- Texto fornecido:
____

Atos contínuos de violação de túmulos, danos e até profanação aos mortos estão revoltando familiares de pessoas sepultadas no Cemitério Público de Quixadá, o qual recebe o nome de Nossa Senhora do Carmo. No início desta semana, mais três deles foram "atacados".
A administração do cemitério registrou queixa na Delegacia Regional de Polícia Civil. No Boletim de Ocorrência (B.O.) consta quebra de vidraças, furtos de molduras e, inclusive, incêndio de um dos túmulo. Os crimes já começaram a ser investigados pela Polícia Civil.
O diretor administrativo do Departamento Municipal de Administração de Bens e Serviços Públicos (DMASP), Gledson Carneiro, foi quem procurou a Polícia para denunciar os casos. De acordo com ele, há cerca de três meses, um homem foi visto danificando alguns túmulos. Ele também avalia a possibilidade de tratar-se de vingança.
Há cerca de 20 dias, vasos e imagens de um jazigo foram quebrados. Dessa vez, o mesmo sepulcro foi incendiado. Segundo Gledson Carneiro, o vigia avistou as chamas de longe e chamou o coveiro. Utilizaram baldes para apagar o fogo. Apesar do esforço dos dois funcionários, os cadáveres viraram cinzas, para a tristeza dos familiares dos mortos.

____

- Informações fornecidas:
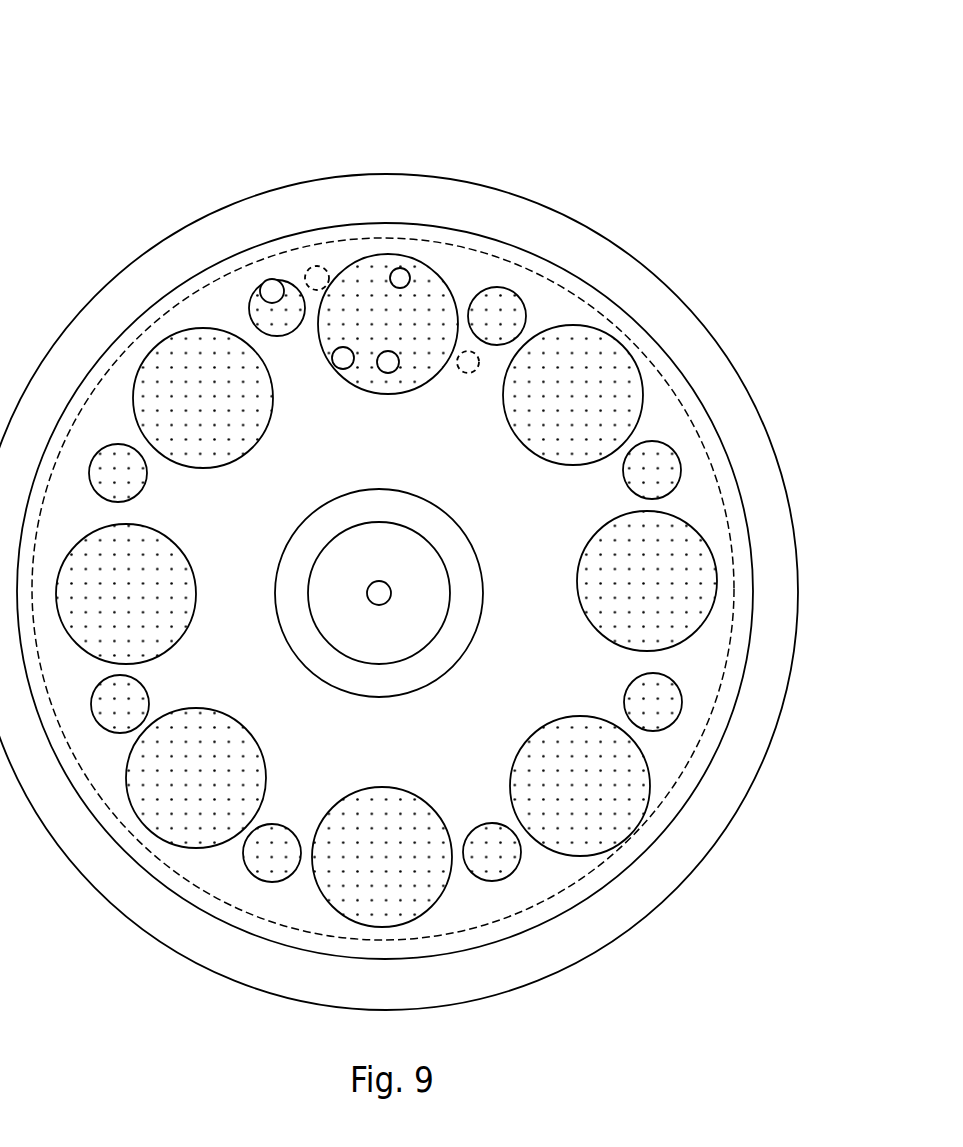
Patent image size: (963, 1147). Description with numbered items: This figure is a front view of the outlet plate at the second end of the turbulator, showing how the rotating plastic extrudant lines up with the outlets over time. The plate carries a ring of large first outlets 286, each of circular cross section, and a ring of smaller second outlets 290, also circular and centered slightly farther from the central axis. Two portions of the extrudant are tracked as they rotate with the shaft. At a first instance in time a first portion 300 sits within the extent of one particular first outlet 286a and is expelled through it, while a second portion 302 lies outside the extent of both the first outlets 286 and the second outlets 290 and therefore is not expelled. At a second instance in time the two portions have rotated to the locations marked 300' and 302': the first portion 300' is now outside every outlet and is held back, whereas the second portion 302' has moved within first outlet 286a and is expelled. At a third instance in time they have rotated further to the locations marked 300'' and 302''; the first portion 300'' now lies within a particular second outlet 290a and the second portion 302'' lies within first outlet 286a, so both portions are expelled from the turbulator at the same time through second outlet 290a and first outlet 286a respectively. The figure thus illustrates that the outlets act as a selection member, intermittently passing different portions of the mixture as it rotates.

The first outlets 286 is at (677, 592).
The first outlet 286a is at (435, 302).
The second outlets 290 is at (657, 706).
The second outlet 290a is at (284, 314).
The first portion of plastic extrudant 300 is at (540, 185).
The first portion at second location 300' is at (441, 225).
The first portion at third location 300'' is at (317, 178).
The second portion of plastic extrudant 302 is at (629, 300).
The second portion at second location 302' is at (567, 270).
The second portion at third location 302'' is at (501, 145).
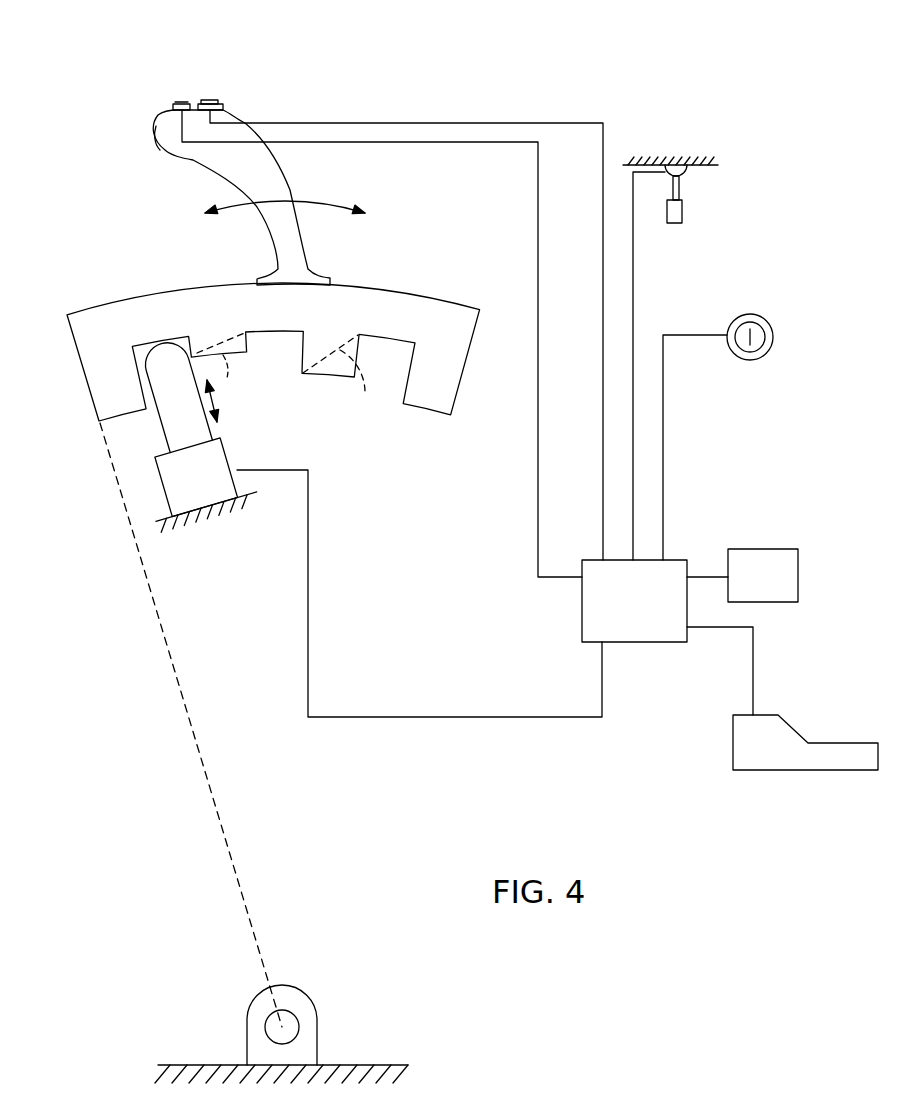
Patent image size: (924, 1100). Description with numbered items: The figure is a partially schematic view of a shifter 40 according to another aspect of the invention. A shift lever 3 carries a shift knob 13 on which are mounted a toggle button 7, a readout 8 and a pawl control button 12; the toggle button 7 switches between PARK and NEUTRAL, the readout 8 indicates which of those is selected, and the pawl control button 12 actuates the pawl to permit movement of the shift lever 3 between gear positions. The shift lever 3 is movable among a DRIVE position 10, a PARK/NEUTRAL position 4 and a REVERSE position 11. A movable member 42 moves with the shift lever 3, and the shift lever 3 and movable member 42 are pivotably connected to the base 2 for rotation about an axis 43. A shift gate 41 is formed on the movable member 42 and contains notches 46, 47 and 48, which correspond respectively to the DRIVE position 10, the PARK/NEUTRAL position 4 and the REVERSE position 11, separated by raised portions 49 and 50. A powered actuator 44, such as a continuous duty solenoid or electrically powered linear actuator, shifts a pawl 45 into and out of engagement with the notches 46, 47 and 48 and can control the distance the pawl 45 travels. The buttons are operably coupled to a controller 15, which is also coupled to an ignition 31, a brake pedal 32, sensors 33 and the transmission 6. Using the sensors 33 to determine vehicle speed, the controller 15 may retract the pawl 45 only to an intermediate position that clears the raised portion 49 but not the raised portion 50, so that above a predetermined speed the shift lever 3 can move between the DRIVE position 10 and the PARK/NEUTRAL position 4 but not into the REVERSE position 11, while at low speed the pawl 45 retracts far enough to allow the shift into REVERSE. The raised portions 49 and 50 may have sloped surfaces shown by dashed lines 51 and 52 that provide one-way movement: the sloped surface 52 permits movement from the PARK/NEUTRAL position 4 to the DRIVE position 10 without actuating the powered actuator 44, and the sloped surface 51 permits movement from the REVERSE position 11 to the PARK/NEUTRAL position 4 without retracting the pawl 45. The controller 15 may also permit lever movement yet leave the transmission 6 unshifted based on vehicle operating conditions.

____

- Instruções das tarefas:
(1) Indique se cada afirmação a seguir está de acordo com o texto fornecido, respondendo sim ou não e citando literalmente as palavras do texto que justificam a resposta.
(a) A queixa foi registrada pela administração do cemitério na Delegacia Regional de Polícia Civil.
(b) O vigia e o coveiro conseguiram apagar o fogo antes que os cadáveres fossem atingidos.
(c) Há cerca de três meses, uma mulher foi vista danificando túmulos.
(2) Resuma o texto fornecido em duas frases.
O material apresentado não guarda relação com o texto fornecido.

- Respostas do exercício:
(1)
(a) Sim: "A administração do cemitério registrou queixa na Delegacia Regional de Polícia Civil."
(b) Não: "Apesar do esforço dos dois funcionários, os cadáveres viraram cinzas, para a tristeza dos familiares dos mortos."
(c) Não: "há cerca de três meses, um homem foi visto danificando alguns túmulos."

(2) Atos contínuos de violação de túmulos, danos e profanação aos mortos estão revoltando familiares de pessoas sepultadas no Cemitério Público de Quixadá, chamado Nossa Senhora do Carmo. A administração do cemitério registrou queixa na Polícia Civil, que já investiga quebra de vidraças, furtos de molduras e o incêndio de um jazigo, cujos cadáveres viraram cinzas.